[Entries from a dataset]

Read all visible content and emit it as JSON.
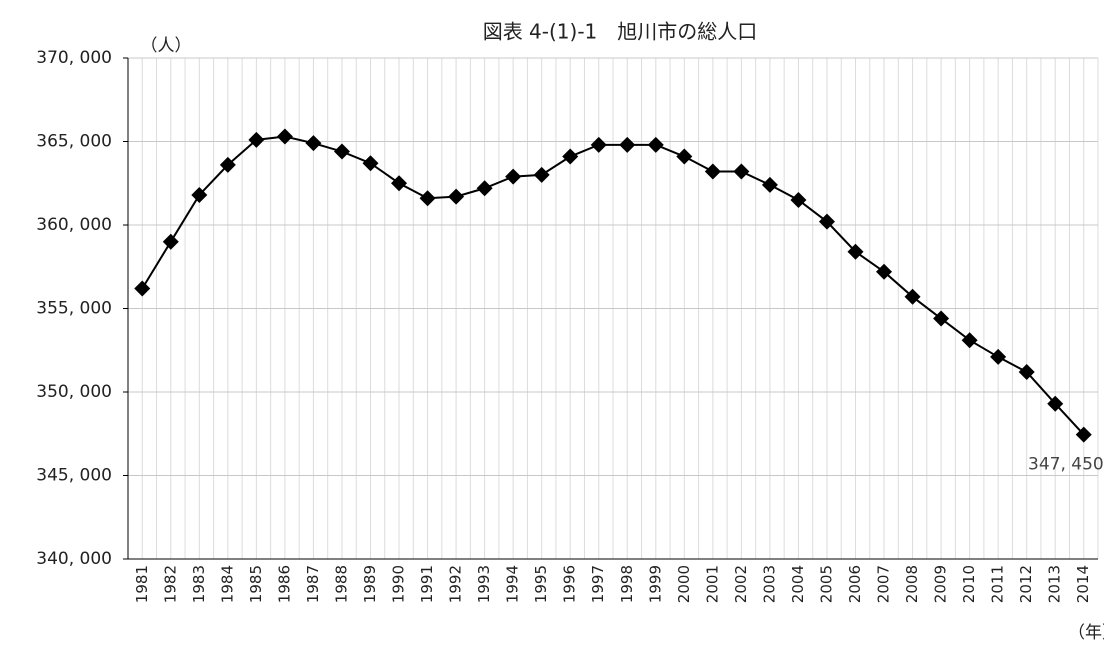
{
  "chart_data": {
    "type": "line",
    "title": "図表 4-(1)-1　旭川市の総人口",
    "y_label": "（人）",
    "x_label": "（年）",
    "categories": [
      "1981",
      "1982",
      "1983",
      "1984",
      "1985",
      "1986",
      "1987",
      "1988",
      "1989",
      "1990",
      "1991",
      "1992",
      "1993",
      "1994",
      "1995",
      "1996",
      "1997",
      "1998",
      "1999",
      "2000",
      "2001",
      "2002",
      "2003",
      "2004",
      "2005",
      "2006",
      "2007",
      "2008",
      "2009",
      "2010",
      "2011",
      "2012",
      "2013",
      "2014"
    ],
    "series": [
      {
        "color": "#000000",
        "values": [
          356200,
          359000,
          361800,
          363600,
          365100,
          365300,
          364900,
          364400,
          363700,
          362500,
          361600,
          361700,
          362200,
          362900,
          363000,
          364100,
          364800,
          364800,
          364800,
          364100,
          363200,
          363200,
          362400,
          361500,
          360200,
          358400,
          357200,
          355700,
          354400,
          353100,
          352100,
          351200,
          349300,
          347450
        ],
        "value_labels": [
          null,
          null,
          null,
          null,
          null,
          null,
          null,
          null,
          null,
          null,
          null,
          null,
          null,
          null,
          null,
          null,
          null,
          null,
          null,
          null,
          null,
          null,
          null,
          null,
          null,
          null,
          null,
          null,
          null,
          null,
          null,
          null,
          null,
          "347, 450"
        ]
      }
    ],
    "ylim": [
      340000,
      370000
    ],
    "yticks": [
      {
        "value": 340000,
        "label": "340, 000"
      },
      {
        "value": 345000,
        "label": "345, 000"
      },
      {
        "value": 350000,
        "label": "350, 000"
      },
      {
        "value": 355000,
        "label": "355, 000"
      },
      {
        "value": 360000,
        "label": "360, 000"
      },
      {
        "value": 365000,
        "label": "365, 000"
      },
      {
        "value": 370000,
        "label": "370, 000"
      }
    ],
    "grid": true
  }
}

==

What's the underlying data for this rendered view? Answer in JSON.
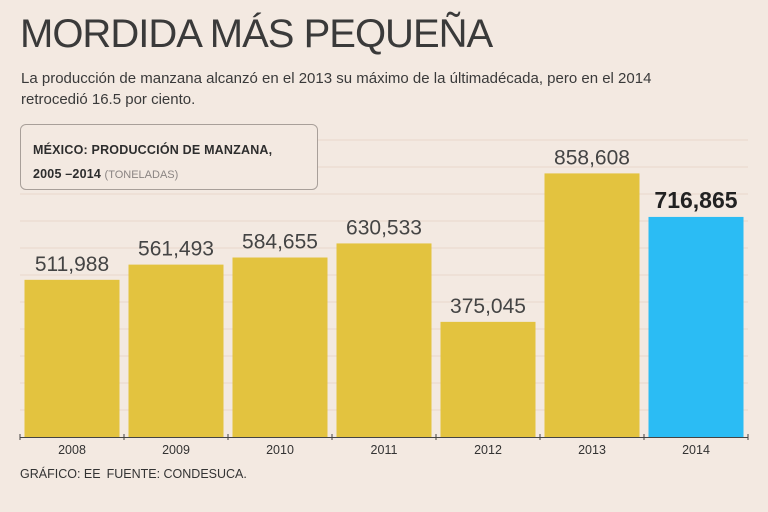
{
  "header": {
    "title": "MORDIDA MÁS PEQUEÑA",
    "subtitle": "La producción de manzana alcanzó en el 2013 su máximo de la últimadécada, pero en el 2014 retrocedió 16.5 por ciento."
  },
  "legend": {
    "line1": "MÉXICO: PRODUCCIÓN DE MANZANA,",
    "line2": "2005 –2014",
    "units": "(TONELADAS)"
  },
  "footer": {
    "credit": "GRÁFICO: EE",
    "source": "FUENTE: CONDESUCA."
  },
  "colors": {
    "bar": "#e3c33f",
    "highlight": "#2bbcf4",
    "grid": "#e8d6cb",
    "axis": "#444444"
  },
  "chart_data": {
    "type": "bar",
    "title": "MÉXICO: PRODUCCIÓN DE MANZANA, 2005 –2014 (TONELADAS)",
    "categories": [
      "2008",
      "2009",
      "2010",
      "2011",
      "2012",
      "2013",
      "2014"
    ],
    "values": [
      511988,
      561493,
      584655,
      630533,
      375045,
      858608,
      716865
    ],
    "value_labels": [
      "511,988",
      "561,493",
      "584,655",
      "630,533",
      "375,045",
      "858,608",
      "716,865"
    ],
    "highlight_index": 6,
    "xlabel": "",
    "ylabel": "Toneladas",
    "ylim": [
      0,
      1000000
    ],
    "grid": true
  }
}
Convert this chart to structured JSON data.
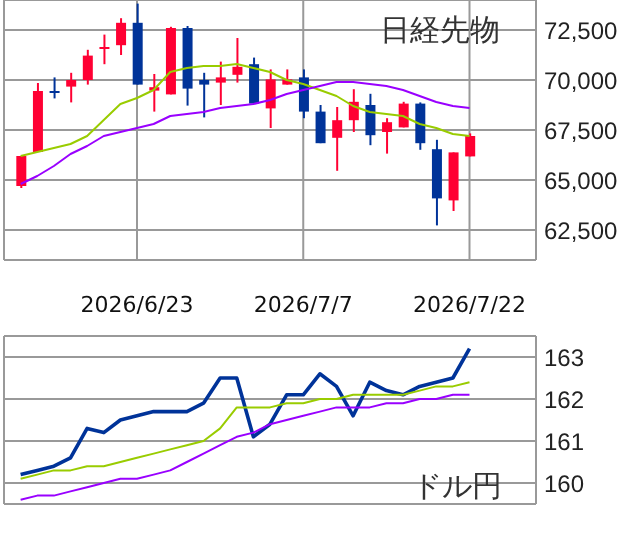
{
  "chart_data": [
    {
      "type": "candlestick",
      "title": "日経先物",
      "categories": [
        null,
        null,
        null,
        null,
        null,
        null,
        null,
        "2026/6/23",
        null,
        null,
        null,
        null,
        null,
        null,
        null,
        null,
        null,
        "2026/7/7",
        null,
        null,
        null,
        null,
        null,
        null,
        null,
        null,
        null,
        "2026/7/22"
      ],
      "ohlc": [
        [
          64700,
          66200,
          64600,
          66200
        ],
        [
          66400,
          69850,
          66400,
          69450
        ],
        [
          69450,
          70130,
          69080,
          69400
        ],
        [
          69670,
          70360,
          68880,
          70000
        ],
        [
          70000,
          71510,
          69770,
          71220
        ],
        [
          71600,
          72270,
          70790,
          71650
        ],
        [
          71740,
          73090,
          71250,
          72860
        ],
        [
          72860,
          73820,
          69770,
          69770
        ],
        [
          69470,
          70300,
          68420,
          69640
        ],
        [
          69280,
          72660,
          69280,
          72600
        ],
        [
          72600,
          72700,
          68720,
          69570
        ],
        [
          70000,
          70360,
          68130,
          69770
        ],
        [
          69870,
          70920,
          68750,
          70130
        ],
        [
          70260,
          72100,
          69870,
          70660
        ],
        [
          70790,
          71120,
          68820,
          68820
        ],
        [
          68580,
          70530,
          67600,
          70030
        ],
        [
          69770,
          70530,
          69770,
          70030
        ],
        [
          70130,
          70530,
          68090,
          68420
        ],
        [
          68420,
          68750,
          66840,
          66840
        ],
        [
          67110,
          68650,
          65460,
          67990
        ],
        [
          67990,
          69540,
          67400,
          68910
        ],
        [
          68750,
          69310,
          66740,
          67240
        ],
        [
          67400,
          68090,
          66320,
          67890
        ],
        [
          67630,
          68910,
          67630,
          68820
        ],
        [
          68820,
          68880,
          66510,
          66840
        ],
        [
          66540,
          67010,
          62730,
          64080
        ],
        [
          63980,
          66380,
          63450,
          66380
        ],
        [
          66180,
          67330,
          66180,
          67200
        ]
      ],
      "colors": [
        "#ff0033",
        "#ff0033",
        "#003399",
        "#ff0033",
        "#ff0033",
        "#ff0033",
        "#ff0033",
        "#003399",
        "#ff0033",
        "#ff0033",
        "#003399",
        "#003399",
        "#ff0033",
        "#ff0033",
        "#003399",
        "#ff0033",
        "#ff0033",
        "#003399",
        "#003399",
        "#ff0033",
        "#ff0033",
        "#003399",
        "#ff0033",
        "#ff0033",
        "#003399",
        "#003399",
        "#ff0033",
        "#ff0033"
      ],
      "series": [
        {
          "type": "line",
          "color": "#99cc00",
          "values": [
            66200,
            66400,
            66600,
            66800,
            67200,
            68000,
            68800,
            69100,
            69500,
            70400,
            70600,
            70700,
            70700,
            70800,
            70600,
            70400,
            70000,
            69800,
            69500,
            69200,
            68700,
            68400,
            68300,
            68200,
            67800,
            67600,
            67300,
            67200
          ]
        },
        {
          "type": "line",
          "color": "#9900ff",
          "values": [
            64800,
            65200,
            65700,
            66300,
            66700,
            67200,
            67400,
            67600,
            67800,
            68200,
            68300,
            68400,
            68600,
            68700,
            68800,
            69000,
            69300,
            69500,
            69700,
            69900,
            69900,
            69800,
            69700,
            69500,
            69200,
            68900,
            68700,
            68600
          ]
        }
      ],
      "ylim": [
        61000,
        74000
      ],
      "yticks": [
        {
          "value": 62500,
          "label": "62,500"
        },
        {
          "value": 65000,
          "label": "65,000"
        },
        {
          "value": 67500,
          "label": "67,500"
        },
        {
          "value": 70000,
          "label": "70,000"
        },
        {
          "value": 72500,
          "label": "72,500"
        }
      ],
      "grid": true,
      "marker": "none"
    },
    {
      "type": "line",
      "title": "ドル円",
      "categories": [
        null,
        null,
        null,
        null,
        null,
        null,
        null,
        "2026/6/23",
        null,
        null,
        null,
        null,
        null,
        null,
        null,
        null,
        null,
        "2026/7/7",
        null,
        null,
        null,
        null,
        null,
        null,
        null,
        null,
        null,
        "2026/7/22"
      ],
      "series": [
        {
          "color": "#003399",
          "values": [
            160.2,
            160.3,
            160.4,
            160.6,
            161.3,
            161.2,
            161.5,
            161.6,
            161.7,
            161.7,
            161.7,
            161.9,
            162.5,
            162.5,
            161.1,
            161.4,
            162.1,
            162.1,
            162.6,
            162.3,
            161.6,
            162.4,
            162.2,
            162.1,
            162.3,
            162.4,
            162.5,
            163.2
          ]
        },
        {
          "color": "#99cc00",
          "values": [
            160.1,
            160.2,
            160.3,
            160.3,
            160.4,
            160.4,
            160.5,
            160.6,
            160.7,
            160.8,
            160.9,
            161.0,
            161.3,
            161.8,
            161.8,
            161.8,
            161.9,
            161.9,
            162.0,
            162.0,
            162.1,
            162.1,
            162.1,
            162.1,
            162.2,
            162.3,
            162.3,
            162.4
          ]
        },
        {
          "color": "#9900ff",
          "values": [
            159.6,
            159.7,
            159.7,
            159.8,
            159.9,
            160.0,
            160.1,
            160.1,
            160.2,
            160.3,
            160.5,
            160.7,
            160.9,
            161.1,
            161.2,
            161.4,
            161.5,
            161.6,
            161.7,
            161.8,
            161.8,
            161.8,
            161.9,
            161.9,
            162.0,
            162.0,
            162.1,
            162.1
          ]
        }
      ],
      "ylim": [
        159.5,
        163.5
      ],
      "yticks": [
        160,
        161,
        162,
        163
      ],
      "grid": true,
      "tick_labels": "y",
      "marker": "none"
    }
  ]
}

• _Work to be completed_: From the entries above, copy each line holding "MÉXICO".

• _Response below_:
    "line1": "MÉXICO: PRODUCCIÓN DE MANZANA,",
    "title": "MÉXICO: PRODUCCIÓN DE MANZANA, 2005 –2014 (TONELADAS)",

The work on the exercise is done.